**Exercise:** Go through the material and write it all out exactly, minus the pictures.

>> Start Data rows

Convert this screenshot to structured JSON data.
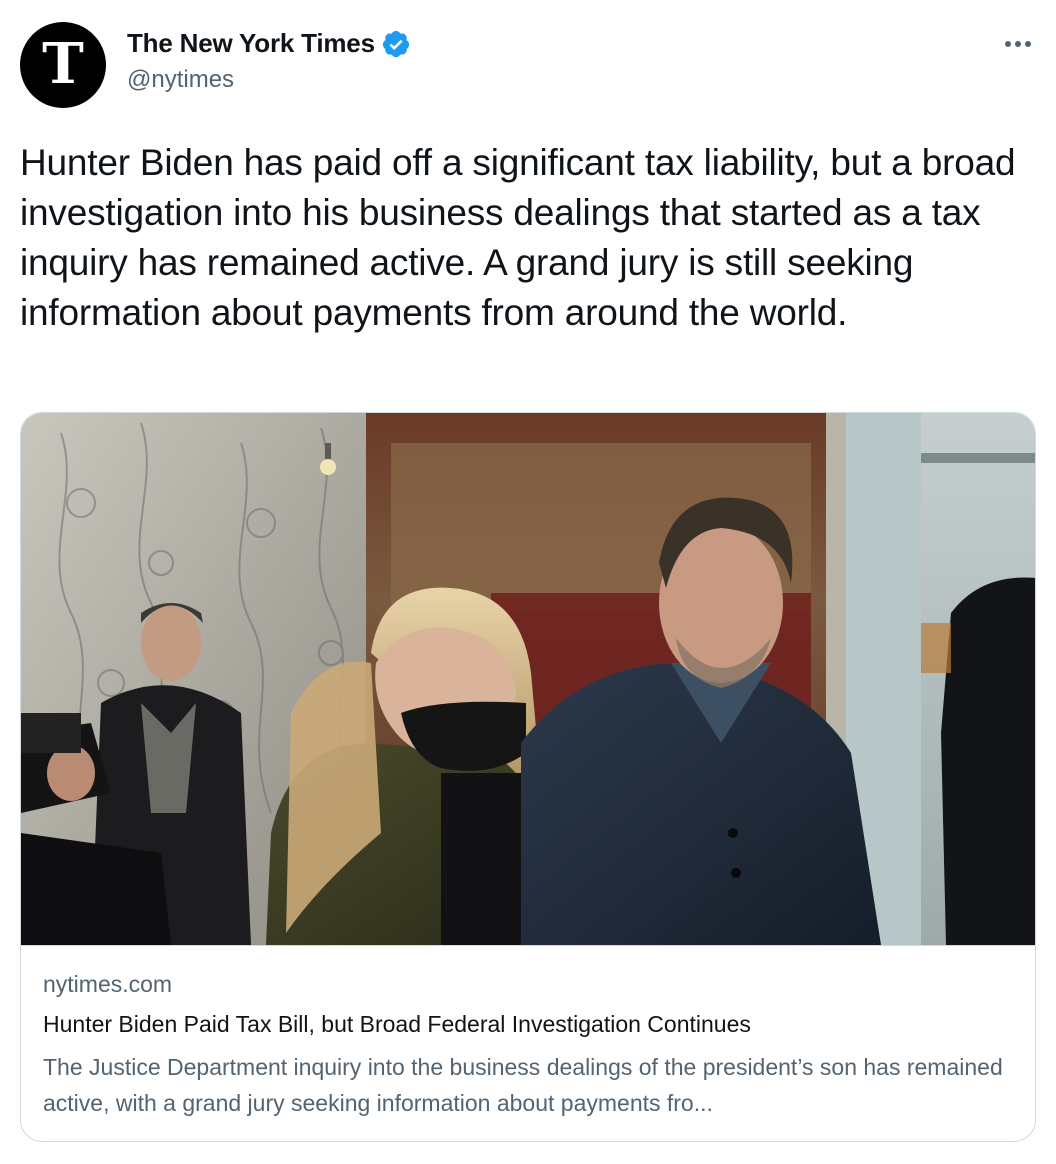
{
  "author": {
    "display_name": "The New York Times",
    "handle": "@nytimes",
    "avatar_letter": "T",
    "verified": true
  },
  "menu": {
    "icon": "more-icon"
  },
  "tweet": {
    "text": "Hunter Biden has paid off a significant tax liability, but a broad investigation into his business dealings that started as a tax inquiry has remained active. A grand jury is still seeking information about payments from around the world."
  },
  "link_card": {
    "domain": "nytimes.com",
    "title": "Hunter Biden Paid Tax Bill, but Broad Federal Investigation Continues",
    "description": "The Justice Department inquiry into the business dealings of the president’s son has remained active, with a grand jury seeking information about payments fro..."
  },
  "colors": {
    "verified_blue": "#1d9bf0",
    "text_primary": "#0f1419",
    "text_secondary": "#536471",
    "border": "#cfd9de"
  }
}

>> End Data rows

**Written solution:**
Convert this screenshot to structured JSON data.
{
  "author": {
    "display_name": "The New York Times",
    "handle": "@nytimes",
    "avatar_letter": "T",
    "verified": true
  },
  "menu": {
    "icon": "more-icon"
  },
  "tweet": {
    "text": "Hunter Biden has paid off a significant tax liability, but a broad investigation into his business dealings that started as a tax inquiry has remained active. A grand jury is still seeking information about payments from around the world."
  },
  "link_card": {
    "domain": "nytimes.com",
    "title": "Hunter Biden Paid Tax Bill, but Broad Federal Investigation Continues",
    "description": "The Justice Department inquiry into the business dealings of the president’s son has remained active, with a grand jury seeking information about payments fro..."
  },
  "colors": {
    "verified_blue": "#1d9bf0",
    "text_primary": "#0f1419",
    "text_secondary": "#536471",
    "border": "#cfd9de"
  }
}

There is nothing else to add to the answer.